* _EXERCISE DIRECTIONS_
The records underneath are to be repeated exactly, with the pictures left out.

-- -- --

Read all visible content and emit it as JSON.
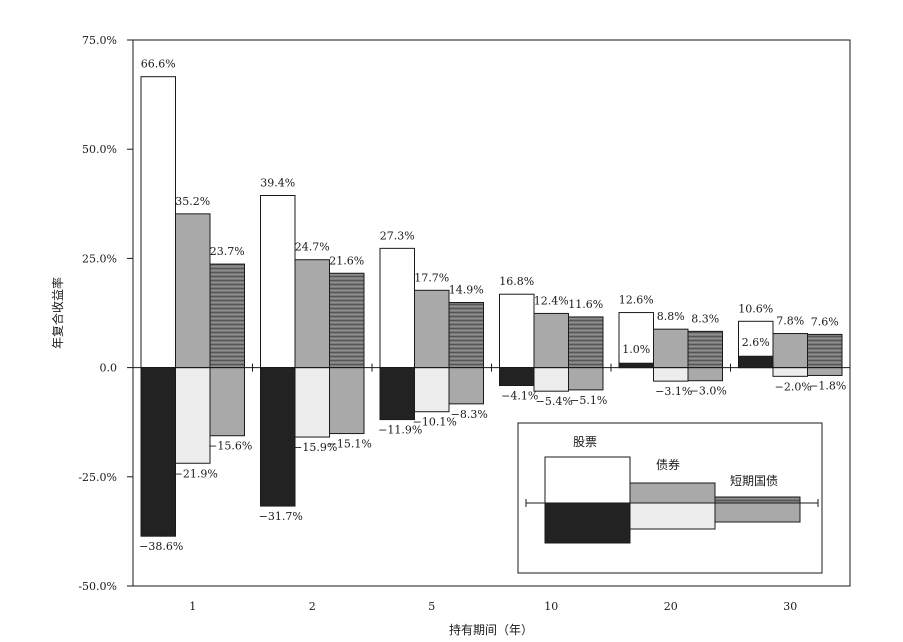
{
  "chart_data": {
    "type": "bar",
    "title": "",
    "xlabel": "持有期间（年）",
    "ylabel": "年复合收益率",
    "ylim": [
      -50,
      75
    ],
    "y_ticks": [
      "75.0%",
      "50.0%",
      "25.0%",
      "0.0",
      "-25.0%",
      "-50.0%"
    ],
    "y_tick_values": [
      75,
      50,
      25,
      0,
      -25,
      -50
    ],
    "grid": false,
    "categories": [
      "1",
      "2",
      "5",
      "10",
      "20",
      "30"
    ],
    "series": [
      {
        "name": "股票",
        "max": [
          66.6,
          39.4,
          27.3,
          16.8,
          12.6,
          10.6
        ],
        "min": [
          -38.6,
          -31.7,
          -11.9,
          -4.1,
          1.0,
          2.6
        ],
        "max_labels": [
          "66.6%",
          "39.4%",
          "27.3%",
          "16.8%",
          "12.6%",
          "10.6%"
        ],
        "min_labels": [
          "−38.6%",
          "−31.7%",
          "−11.9%",
          "−4.1%",
          "1.0%",
          "2.6%"
        ]
      },
      {
        "name": "债券",
        "max": [
          35.2,
          24.7,
          17.7,
          12.4,
          8.8,
          7.8
        ],
        "min": [
          -21.9,
          -15.9,
          -10.1,
          -5.4,
          -3.1,
          -2.0
        ],
        "max_labels": [
          "35.2%",
          "24.7%",
          "17.7%",
          "12.4%",
          "8.8%",
          "7.8%"
        ],
        "min_labels": [
          "−21.9%",
          "−15.9%",
          "−10.1%",
          "−5.4%",
          "−3.1%",
          "−2.0%"
        ]
      },
      {
        "name": "短期国债",
        "max": [
          23.7,
          21.6,
          14.9,
          11.6,
          8.3,
          7.6
        ],
        "min": [
          -15.6,
          -15.1,
          -8.3,
          -5.1,
          -3.0,
          -1.8
        ],
        "max_labels": [
          "23.7%",
          "21.6%",
          "14.9%",
          "11.6%",
          "8.3%",
          "7.6%"
        ],
        "min_labels": [
          "−15.6%",
          "−15.1%",
          "−8.3%",
          "−5.1%",
          "−3.0%",
          "−1.8%"
        ]
      }
    ],
    "legend": {
      "position": "bottom-right",
      "labels": [
        "股票",
        "债券",
        "短期国债"
      ]
    },
    "colors": {
      "stock_max": "#ffffff",
      "stock_min": "#222222",
      "bond_max": "#a9a9a9",
      "bond_min": "#ededed",
      "bill_max": "#7a7a7a",
      "bill_min": "#a9a9a9",
      "stroke": "#1a1a1a"
    }
  }
}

-- -- --

* _ANSWER TO THIS PROBLEM_
Read all visible content and emit it as JSON.
{
  "chart_data": {
    "type": "bar",
    "title": "",
    "xlabel": "持有期间（年）",
    "ylabel": "年复合收益率",
    "ylim": [
      -50,
      75
    ],
    "y_ticks": [
      "75.0%",
      "50.0%",
      "25.0%",
      "0.0",
      "-25.0%",
      "-50.0%"
    ],
    "y_tick_values": [
      75,
      50,
      25,
      0,
      -25,
      -50
    ],
    "grid": false,
    "categories": [
      "1",
      "2",
      "5",
      "10",
      "20",
      "30"
    ],
    "series": [
      {
        "name": "股票",
        "max": [
          66.6,
          39.4,
          27.3,
          16.8,
          12.6,
          10.6
        ],
        "min": [
          -38.6,
          -31.7,
          -11.9,
          -4.1,
          1.0,
          2.6
        ],
        "max_labels": [
          "66.6%",
          "39.4%",
          "27.3%",
          "16.8%",
          "12.6%",
          "10.6%"
        ],
        "min_labels": [
          "−38.6%",
          "−31.7%",
          "−11.9%",
          "−4.1%",
          "1.0%",
          "2.6%"
        ]
      },
      {
        "name": "债券",
        "max": [
          35.2,
          24.7,
          17.7,
          12.4,
          8.8,
          7.8
        ],
        "min": [
          -21.9,
          -15.9,
          -10.1,
          -5.4,
          -3.1,
          -2.0
        ],
        "max_labels": [
          "35.2%",
          "24.7%",
          "17.7%",
          "12.4%",
          "8.8%",
          "7.8%"
        ],
        "min_labels": [
          "−21.9%",
          "−15.9%",
          "−10.1%",
          "−5.4%",
          "−3.1%",
          "−2.0%"
        ]
      },
      {
        "name": "短期国债",
        "max": [
          23.7,
          21.6,
          14.9,
          11.6,
          8.3,
          7.6
        ],
        "min": [
          -15.6,
          -15.1,
          -8.3,
          -5.1,
          -3.0,
          -1.8
        ],
        "max_labels": [
          "23.7%",
          "21.6%",
          "14.9%",
          "11.6%",
          "8.3%",
          "7.6%"
        ],
        "min_labels": [
          "−15.6%",
          "−15.1%",
          "−8.3%",
          "−5.1%",
          "−3.0%",
          "−1.8%"
        ]
      }
    ],
    "legend": {
      "position": "bottom-right",
      "labels": [
        "股票",
        "债券",
        "短期国债"
      ]
    },
    "colors": {
      "stock_max": "#ffffff",
      "stock_min": "#222222",
      "bond_max": "#a9a9a9",
      "bond_min": "#ededed",
      "bill_max": "#7a7a7a",
      "bill_min": "#a9a9a9",
      "stroke": "#1a1a1a"
    }
  }
}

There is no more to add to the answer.